STATED GOAL:
Copy each line exactly.

Dataset items:

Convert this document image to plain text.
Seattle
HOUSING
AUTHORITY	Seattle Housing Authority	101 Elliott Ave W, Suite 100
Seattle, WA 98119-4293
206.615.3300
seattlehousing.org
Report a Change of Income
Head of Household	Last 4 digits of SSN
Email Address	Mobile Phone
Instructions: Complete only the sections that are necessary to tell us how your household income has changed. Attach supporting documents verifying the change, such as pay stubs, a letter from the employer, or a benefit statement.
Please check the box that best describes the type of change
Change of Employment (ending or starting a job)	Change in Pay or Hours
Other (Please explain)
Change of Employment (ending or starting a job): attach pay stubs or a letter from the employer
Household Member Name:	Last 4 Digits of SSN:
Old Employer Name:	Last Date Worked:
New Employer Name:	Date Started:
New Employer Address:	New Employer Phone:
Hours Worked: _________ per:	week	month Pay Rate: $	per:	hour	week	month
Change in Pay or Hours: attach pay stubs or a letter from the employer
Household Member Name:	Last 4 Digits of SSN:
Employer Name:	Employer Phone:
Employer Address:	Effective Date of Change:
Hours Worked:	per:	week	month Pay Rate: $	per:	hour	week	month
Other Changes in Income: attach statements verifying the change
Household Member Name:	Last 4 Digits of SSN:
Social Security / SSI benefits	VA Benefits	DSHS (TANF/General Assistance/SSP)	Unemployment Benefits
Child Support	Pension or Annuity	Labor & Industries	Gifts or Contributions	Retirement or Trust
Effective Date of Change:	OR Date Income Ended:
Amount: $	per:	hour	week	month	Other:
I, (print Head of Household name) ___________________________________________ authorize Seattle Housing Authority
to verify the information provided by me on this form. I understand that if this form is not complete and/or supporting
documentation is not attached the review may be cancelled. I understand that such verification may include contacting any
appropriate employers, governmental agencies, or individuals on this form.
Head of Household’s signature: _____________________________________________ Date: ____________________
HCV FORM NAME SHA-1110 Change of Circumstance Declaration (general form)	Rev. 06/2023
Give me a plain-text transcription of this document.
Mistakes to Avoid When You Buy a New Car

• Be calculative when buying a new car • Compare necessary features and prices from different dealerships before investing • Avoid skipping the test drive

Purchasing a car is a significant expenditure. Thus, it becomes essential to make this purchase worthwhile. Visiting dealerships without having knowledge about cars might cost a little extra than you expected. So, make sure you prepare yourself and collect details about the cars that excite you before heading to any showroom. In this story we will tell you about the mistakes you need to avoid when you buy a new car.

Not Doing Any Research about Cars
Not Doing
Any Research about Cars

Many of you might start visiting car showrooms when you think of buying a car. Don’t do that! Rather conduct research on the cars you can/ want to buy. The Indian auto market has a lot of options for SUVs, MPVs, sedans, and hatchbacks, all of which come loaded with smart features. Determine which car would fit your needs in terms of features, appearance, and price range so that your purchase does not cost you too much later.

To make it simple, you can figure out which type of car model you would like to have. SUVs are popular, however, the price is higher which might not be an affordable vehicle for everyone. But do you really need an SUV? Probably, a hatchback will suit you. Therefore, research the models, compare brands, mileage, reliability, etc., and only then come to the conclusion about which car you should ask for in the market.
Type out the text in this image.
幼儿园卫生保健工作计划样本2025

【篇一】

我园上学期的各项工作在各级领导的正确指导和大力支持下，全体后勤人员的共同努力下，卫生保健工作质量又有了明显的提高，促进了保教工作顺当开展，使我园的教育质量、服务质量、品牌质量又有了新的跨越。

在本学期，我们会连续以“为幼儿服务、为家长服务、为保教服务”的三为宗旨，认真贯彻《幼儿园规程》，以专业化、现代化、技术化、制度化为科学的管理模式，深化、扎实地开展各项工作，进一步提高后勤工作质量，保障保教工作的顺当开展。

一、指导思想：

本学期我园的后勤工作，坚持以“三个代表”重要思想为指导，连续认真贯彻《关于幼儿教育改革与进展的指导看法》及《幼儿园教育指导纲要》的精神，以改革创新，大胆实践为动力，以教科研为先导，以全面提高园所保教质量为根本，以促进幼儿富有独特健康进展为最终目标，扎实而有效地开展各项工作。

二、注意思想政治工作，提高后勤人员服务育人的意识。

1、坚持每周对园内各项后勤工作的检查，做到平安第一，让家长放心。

EXPECTED OUTPUT:
Convert this document image to plain text.
Seattle
HOUSING
AUTHORITY	Seattle Housing Authority	101 Elliott Ave W, Suite 100
Seattle, WA 98119-4293
206.615.3300
seattlehousing.org
Report a Change of Income
Head of Household	Last 4 digits of SSN
Email Address	Mobile Phone
Instructions: Complete only the sections that are necessary to tell us how your household income has changed. Attach supporting documents verifying the change, such as pay stubs, a letter from the employer, or a benefit statement.
Please check the box that best describes the type of change
Change of Employment (ending or starting a job)	Change in Pay or Hours
Other (Please explain)
Change of Employment (ending or starting a job): attach pay stubs or a letter from the employer
Household Member Name:	Last 4 Digits of SSN:
Old Employer Name:	Last Date Worked:
New Employer Name:	Date Started:
New Employer Address:	New Employer Phone:
Hours Worked: _________ per:	week	month Pay Rate: $	per:	hour	week	month
Change in Pay or Hours: attach pay stubs or a letter from the employer
Household Member Name:	Last 4 Digits of SSN:
Employer Name:	Employer Phone:
Employer Address:	Effective Date of Change:
Hours Worked:	per:	week	month Pay Rate: $	per:	hour	week	month
Other Changes in Income: attach statements verifying the change
Household Member Name:	Last 4 Digits of SSN:
Social Security / SSI benefits	VA Benefits	DSHS (TANF/General Assistance/SSP)	Unemployment Benefits
Child Support	Pension or Annuity	Labor & Industries	Gifts or Contributions	Retirement or Trust
Effective Date of Change:	OR Date Income Ended:
Amount: $	per:	hour	week	month	Other:
I, (print Head of Household name) ___________________________________________ authorize Seattle Housing Authority
to verify the information provided by me on this form. I understand that if this form is not complete and/or supporting
documentation is not attached the review may be cancelled. I understand that such verification may include contacting any
appropriate employers, governmental agencies, or individuals on this form.
Head of Household’s signature: _____________________________________________ Date: ____________________
HCV FORM NAME SHA-1110 Change of Circumstance Declaration (general form)	Rev. 06/2023
Give me a plain-text transcription of this document.
Mistakes to Avoid When You Buy a New Car

• Be calculative when buying a new car • Compare necessary features and prices from different dealerships before investing • Avoid skipping the test drive

Purchasing a car is a significant expenditure. Thus, it becomes essential to make this purchase worthwhile. Visiting dealerships without having knowledge about cars might cost a little extra than you expected. So, make sure you prepare yourself and collect details about the cars that excite you before heading to any showroom. In this story we will tell you about the mistakes you need to avoid when you buy a new car.

Not Doing Any Research about Cars
Not Doing
Any Research about Cars

Many of you might start visiting car showrooms when you think of buying a car. Don’t do that! Rather conduct research on the cars you can/ want to buy. The Indian auto market has a lot of options for SUVs, MPVs, sedans, and hatchbacks, all of which come loaded with smart features. Determine which car would fit your needs in terms of features, appearance, and price range so that your purchase does not cost you too much later.

To make it simple, you can figure out which type of car model you would like to have. SUVs are popular, however, the price is higher which might not be an affordable vehicle for everyone. But do you really need an SUV? Probably, a hatchback will suit you. Therefore, research the models, compare brands, mileage, reliability, etc., and only then come to the conclusion about which car you should ask for in the market.
Type out the text in this image.
幼儿园卫生保健工作计划样本2025

【篇一】

我园上学期的各项工作在各级领导的正确指导和大力支持下，全体后勤人员的共同努力下，卫生保健工作质量又有了明显的提高，促进了保教工作顺当开展，使我园的教育质量、服务质量、品牌质量又有了新的跨越。

在本学期，我们会连续以“为幼儿服务、为家长服务、为保教服务”的三为宗旨，认真贯彻《幼儿园规程》，以专业化、现代化、技术化、制度化为科学的管理模式，深化、扎实地开展各项工作，进一步提高后勤工作质量，保障保教工作的顺当开展。

一、指导思想：

本学期我园的后勤工作，坚持以“三个代表”重要思想为指导，连续认真贯彻《关于幼儿教育改革与进展的指导看法》及《幼儿园教育指导纲要》的精神，以改革创新，大胆实践为动力，以教科研为先导，以全面提高园所保教质量为根本，以促进幼儿富有独特健康进展为最终目标，扎实而有效地开展各项工作。

二、注意思想政治工作，提高后勤人员服务育人的意识。

1、坚持每周对园内各项后勤工作的检查，做到平安第一，让家长放心。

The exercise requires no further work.